Images embedded in the records are excluded; print everything else exactly as given.

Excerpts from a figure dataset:
# # #

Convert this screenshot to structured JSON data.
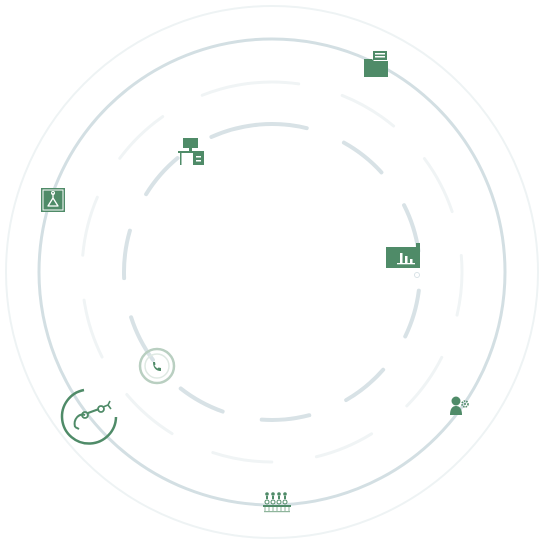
{
  "colors": {
    "ring_outer_faint": "#eef3f4",
    "ring_main": "#d3dfe3",
    "ring_inner_dash": "#d8e2e6",
    "ring_middle_dash": "#f0f4f5",
    "icon_green": "#4f8b68",
    "icon_green_light": "#8fb59c",
    "ring_phone": "#b9cfc1"
  },
  "icons": [
    {
      "name": "folder-icon"
    },
    {
      "name": "workstation-icon"
    },
    {
      "name": "clipboard-bag-icon"
    },
    {
      "name": "bar-chart-folder-icon"
    },
    {
      "name": "phone-icon"
    },
    {
      "name": "robot-arm-icon"
    },
    {
      "name": "user-settings-icon"
    },
    {
      "name": "team-meeting-icon"
    }
  ]
}
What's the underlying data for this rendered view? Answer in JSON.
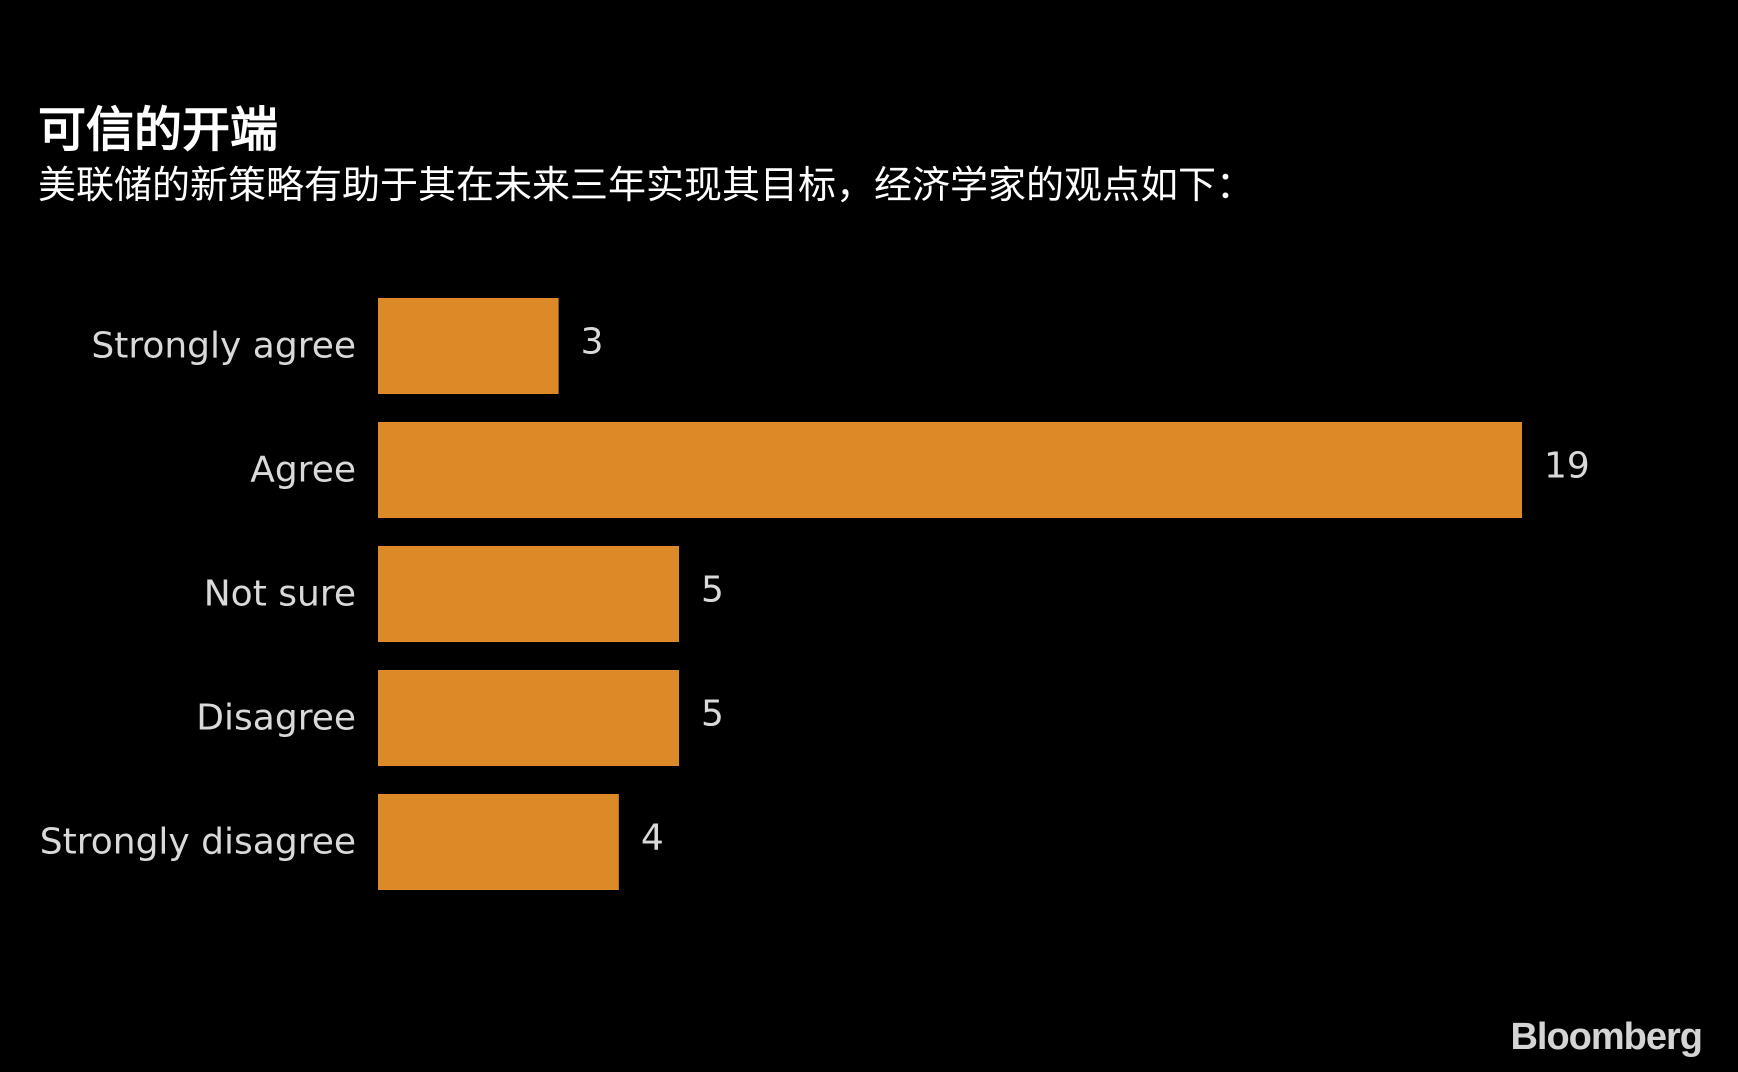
{
  "chart_data": {
    "type": "bar",
    "orientation": "horizontal",
    "title": "可信的开端",
    "subtitle": "美联储的新策略有助于其在未来三年实现其目标，经济学家的观点如下：",
    "categories": [
      "Strongly agree",
      "Agree",
      "Not sure",
      "Disagree",
      "Strongly disagree"
    ],
    "values": [
      3,
      19,
      5,
      5,
      4
    ],
    "data_labels": [
      "3",
      "19",
      "5",
      "5",
      "4"
    ],
    "xlim": [
      0,
      19
    ],
    "bar_color": "#dc8a28",
    "grid": false,
    "legend": "none"
  },
  "footer": {
    "logo": "Bloomberg"
  },
  "colors": {
    "background": "#000000",
    "text": "#ffffff",
    "label": "#d9d9d9"
  }
}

# # #

# [Output for this task]
Convert this screenshot to structured JSON data.
{
  "colors": {
    "ring_outer_faint": "#eef3f4",
    "ring_main": "#d3dfe3",
    "ring_inner_dash": "#d8e2e6",
    "ring_middle_dash": "#f0f4f5",
    "icon_green": "#4f8b68",
    "icon_green_light": "#8fb59c",
    "ring_phone": "#b9cfc1"
  },
  "icons": [
    {
      "name": "folder-icon"
    },
    {
      "name": "workstation-icon"
    },
    {
      "name": "clipboard-bag-icon"
    },
    {
      "name": "bar-chart-folder-icon"
    },
    {
      "name": "phone-icon"
    },
    {
      "name": "robot-arm-icon"
    },
    {
      "name": "user-settings-icon"
    },
    {
      "name": "team-meeting-icon"
    }
  ]
}
What's the underlying data for this rendered view? Answer in JSON.
{
  "chart_data": {
    "type": "bar",
    "orientation": "horizontal",
    "title": "可信的开端",
    "subtitle": "美联储的新策略有助于其在未来三年实现其目标，经济学家的观点如下：",
    "categories": [
      "Strongly agree",
      "Agree",
      "Not sure",
      "Disagree",
      "Strongly disagree"
    ],
    "values": [
      3,
      19,
      5,
      5,
      4
    ],
    "data_labels": [
      "3",
      "19",
      "5",
      "5",
      "4"
    ],
    "xlim": [
      0,
      19
    ],
    "bar_color": "#dc8a28",
    "grid": false,
    "legend": "none"
  },
  "footer": {
    "logo": "Bloomberg"
  },
  "colors": {
    "background": "#000000",
    "text": "#ffffff",
    "label": "#d9d9d9"
  }
}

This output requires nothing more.